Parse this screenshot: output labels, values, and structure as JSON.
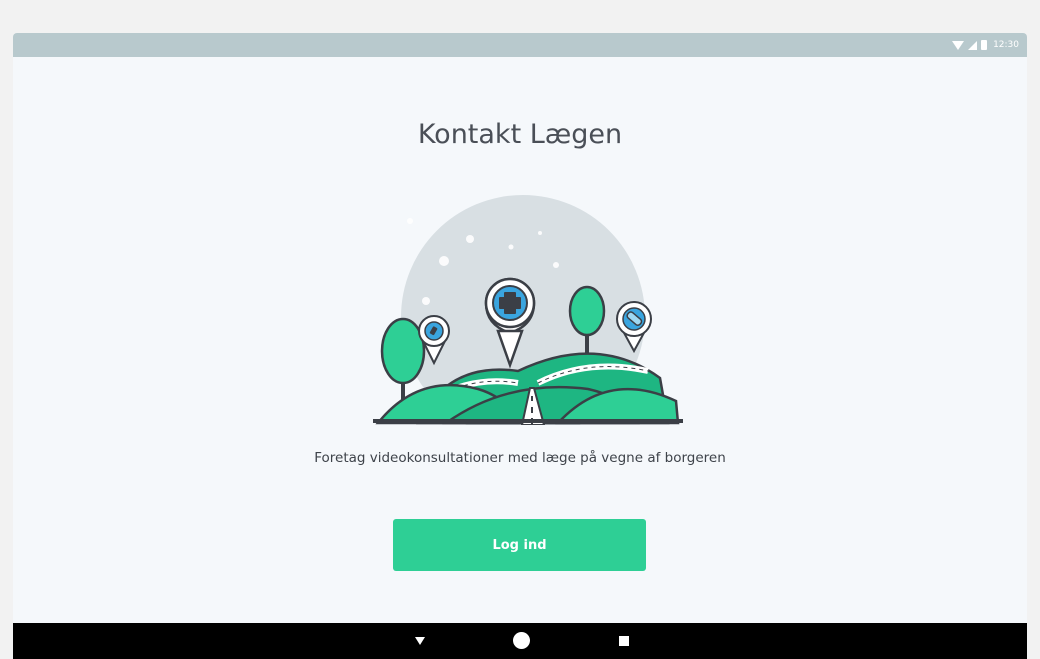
{
  "status_bar": {
    "clock": "12:30",
    "icons": [
      "wifi-icon",
      "signal-icon",
      "battery-icon"
    ],
    "background": "#b8c9cd"
  },
  "screen": {
    "title": "Kontakt Lægen",
    "subtitle": "Foretag videokonsultationer med læge på vegne af borgeren",
    "illustration": "hills-with-location-pins-illustration"
  },
  "actions": {
    "login_label": "Log ind"
  },
  "nav_bar": {
    "buttons": [
      "back-icon",
      "home-icon",
      "recents-icon"
    ]
  },
  "colors": {
    "accent": "#2ecf95",
    "title_text": "#4a4f57",
    "background": "#f5f8fb"
  }
}
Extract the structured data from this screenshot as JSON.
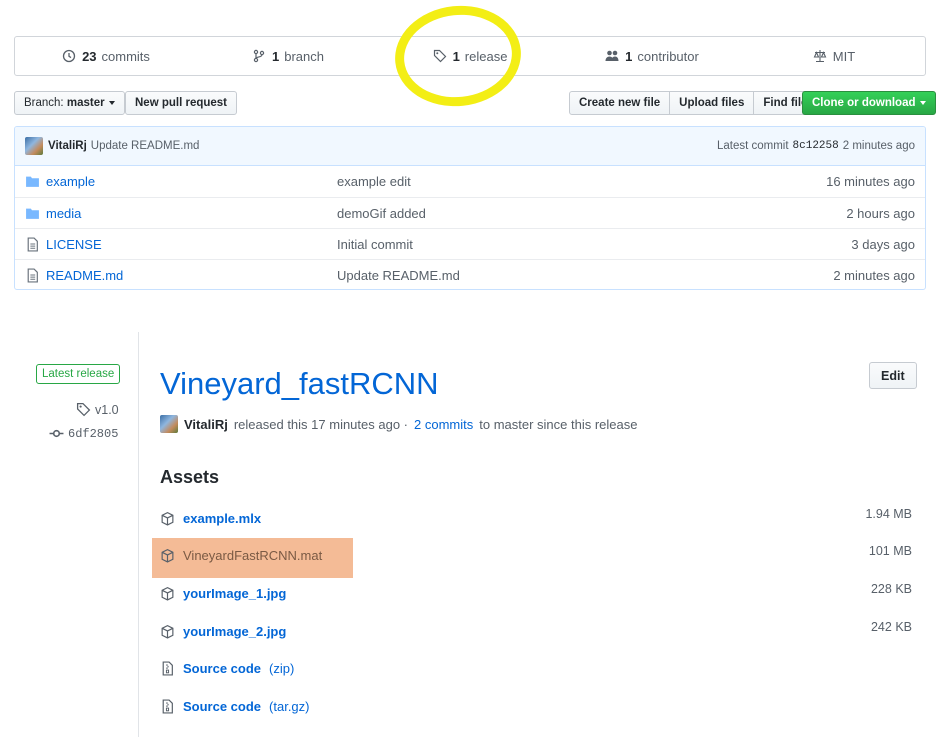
{
  "stats": [
    {
      "icon": "history-icon",
      "count": "23",
      "label": "commits"
    },
    {
      "icon": "branch-icon",
      "count": "1",
      "label": "branch"
    },
    {
      "icon": "tag-icon",
      "count": "1",
      "label": "release"
    },
    {
      "icon": "people-icon",
      "count": "1",
      "label": "contributor"
    },
    {
      "icon": "law-icon",
      "count": "",
      "label": "MIT"
    }
  ],
  "toolbar": {
    "branch_prefix": "Branch:",
    "branch_name": "master",
    "new_pr": "New pull request",
    "create_file": "Create new file",
    "upload": "Upload files",
    "find": "Find file",
    "clone": "Clone or download"
  },
  "commit": {
    "author": "VitaliRj",
    "message": "Update README.md",
    "latest_label": "Latest commit",
    "sha": "8c12258",
    "age": "2 minutes ago"
  },
  "files": [
    {
      "type": "folder",
      "name": "example",
      "message": "example edit",
      "age": "16 minutes ago"
    },
    {
      "type": "folder",
      "name": "media",
      "message": "demoGif added",
      "age": "2 hours ago"
    },
    {
      "type": "file",
      "name": "LICENSE",
      "message": "Initial commit",
      "age": "3 days ago"
    },
    {
      "type": "file",
      "name": "README.md",
      "message": "Update README.md",
      "age": "2 minutes ago"
    }
  ],
  "release": {
    "badge": "Latest release",
    "tag": "v1.0",
    "commit": "6df2805",
    "title": "Vineyard_fastRCNN",
    "edit": "Edit",
    "author": "VitaliRj",
    "released_text": "released this 17 minutes ago ·",
    "commits_link": "2 commits",
    "since_text": "to master since this release",
    "assets_heading": "Assets",
    "assets": [
      {
        "name": "example.mlx",
        "size": "1.94 MB"
      },
      {
        "name": "VineyardFastRCNN.mat",
        "size": "101 MB"
      },
      {
        "name": "yourImage_1.jpg",
        "size": "228 KB"
      },
      {
        "name": "yourImage_2.jpg",
        "size": "242 KB"
      }
    ],
    "sources": [
      {
        "name": "Source code",
        "ext": "(zip)"
      },
      {
        "name": "Source code",
        "ext": "(tar.gz)"
      }
    ]
  },
  "colors": {
    "link": "#0366d6",
    "green": "#28a745",
    "highlight_circle": "#f3ee15",
    "highlight_box": "#f4bb96"
  }
}
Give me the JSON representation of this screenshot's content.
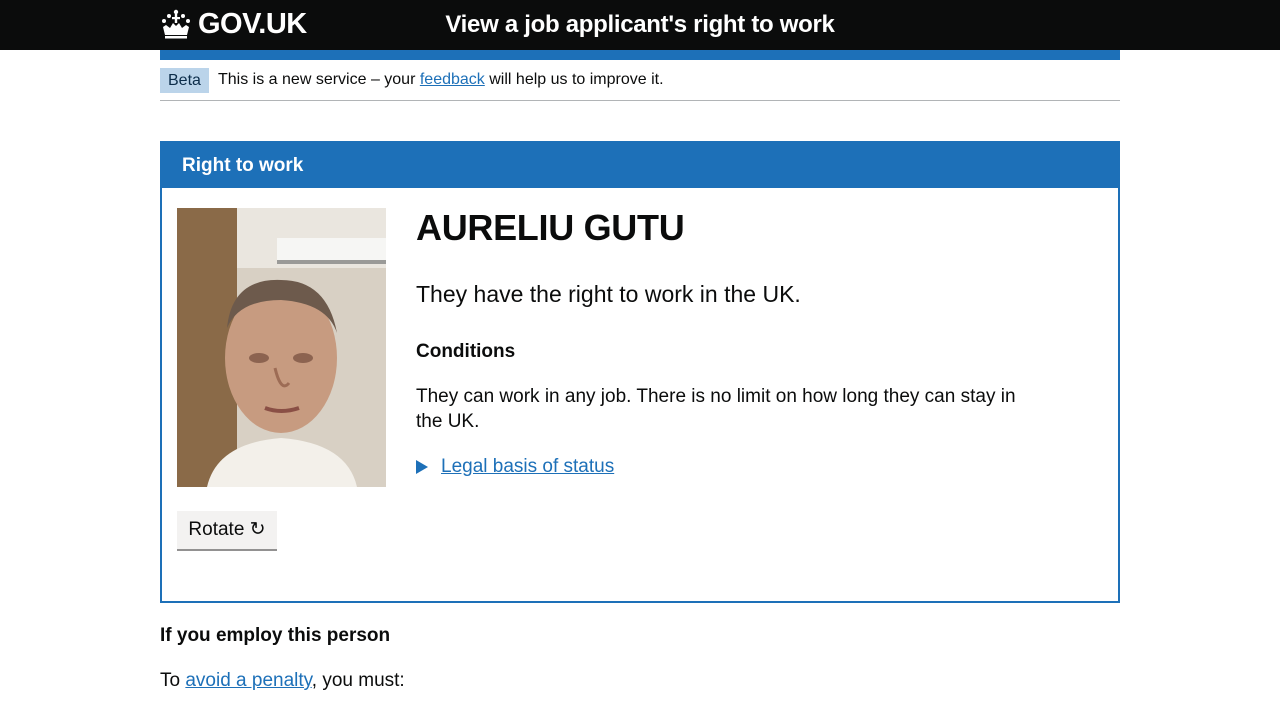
{
  "header": {
    "logo_text": "GOV.UK",
    "logo_icon": "crown-icon",
    "service_name": "View a job applicant's right to work"
  },
  "phase_banner": {
    "tag": "Beta",
    "text_before": "This is a new service – your",
    "link": "feedback",
    "text_after": "will help us to improve it."
  },
  "card": {
    "title": "Right to work",
    "name": "AURELIU GUTU",
    "status": "They have the right to work in the UK.",
    "conditions_title": "Conditions",
    "conditions_text": "They can work in any job. There is no limit on how long they can stay in the UK.",
    "details_summary": "Legal basis of status",
    "rotate_button": "Rotate ↻"
  },
  "employ": {
    "title": "If you employ this person",
    "text_before": "To",
    "link": "avoid a penalty",
    "text_after": ", you must:"
  },
  "colors": {
    "brand_blue": "#1d70b8",
    "header_black": "#0b0c0c",
    "beta_tag_bg": "#bbd4ea"
  }
}
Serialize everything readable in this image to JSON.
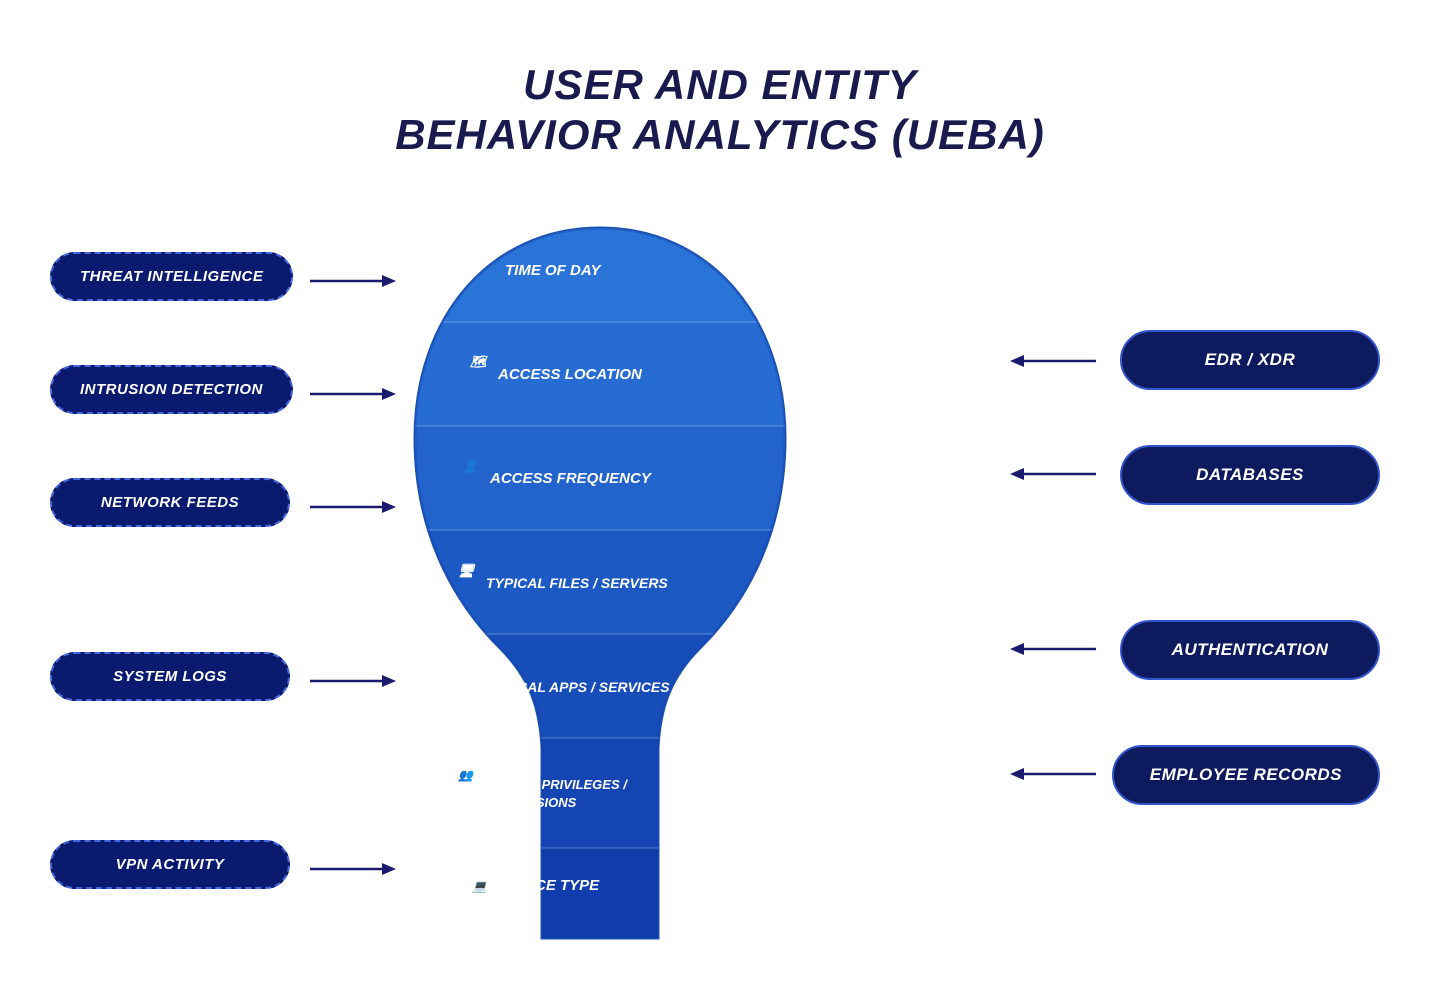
{
  "title": {
    "line1": "USER AND ENTITY",
    "line2": "BEHAVIOR ANALYTICS (UEBA)"
  },
  "left_pills": [
    {
      "id": "threat-intelligence",
      "label": "THREAT INTELLIGENCE"
    },
    {
      "id": "intrusion-detection",
      "label": "INTRUSION DETECTION"
    },
    {
      "id": "network-feeds",
      "label": "NETWORK FEEDS"
    },
    {
      "id": "system-logs",
      "label": "SYSTEM LOGS"
    },
    {
      "id": "vpn-activity",
      "label": "VPN ACTIVITY"
    }
  ],
  "right_pills": [
    {
      "id": "edr-xdr",
      "label": "EDR / XDR"
    },
    {
      "id": "databases",
      "label": "DATABASES"
    },
    {
      "id": "authentication",
      "label": "AUTHENTICATION"
    },
    {
      "id": "employee-records",
      "label": "EMPLOYEE RECORDS"
    }
  ],
  "center_rows": [
    {
      "id": "time-of-day",
      "label": "TIME OF DAY",
      "icon": "⏱"
    },
    {
      "id": "access-location",
      "label": "ACCESS LOCATION",
      "icon": "🗺"
    },
    {
      "id": "access-frequency",
      "label": "ACCESS FREQUENCY",
      "icon": "👤"
    },
    {
      "id": "typical-files-servers",
      "label": "TYPICAL FILES / SERVERS",
      "icon": "🖥"
    },
    {
      "id": "typical-apps-services",
      "label": "TYPICAL APPS / SERVICES",
      "icon": "🖥"
    },
    {
      "id": "roles-privileges",
      "label": "ROLES / PRIVILEGES /\nPERMISSIONS",
      "icon": "👥"
    },
    {
      "id": "device-type",
      "label": "DEVICE TYPE",
      "icon": "💻"
    }
  ],
  "colors": {
    "dark_navy": "#0a1a6e",
    "accent_blue": "#1e5fdc",
    "white": "#ffffff"
  }
}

★ ★ ★

SET PROBLEM
Set out every line from the material that contains the string "message".

FULL ANSWER
    "message": "Update README.md",
      "message": "example edit",
      "message": "demoGif added",
      "message": "Initial commit",
      "message": "Update README.md",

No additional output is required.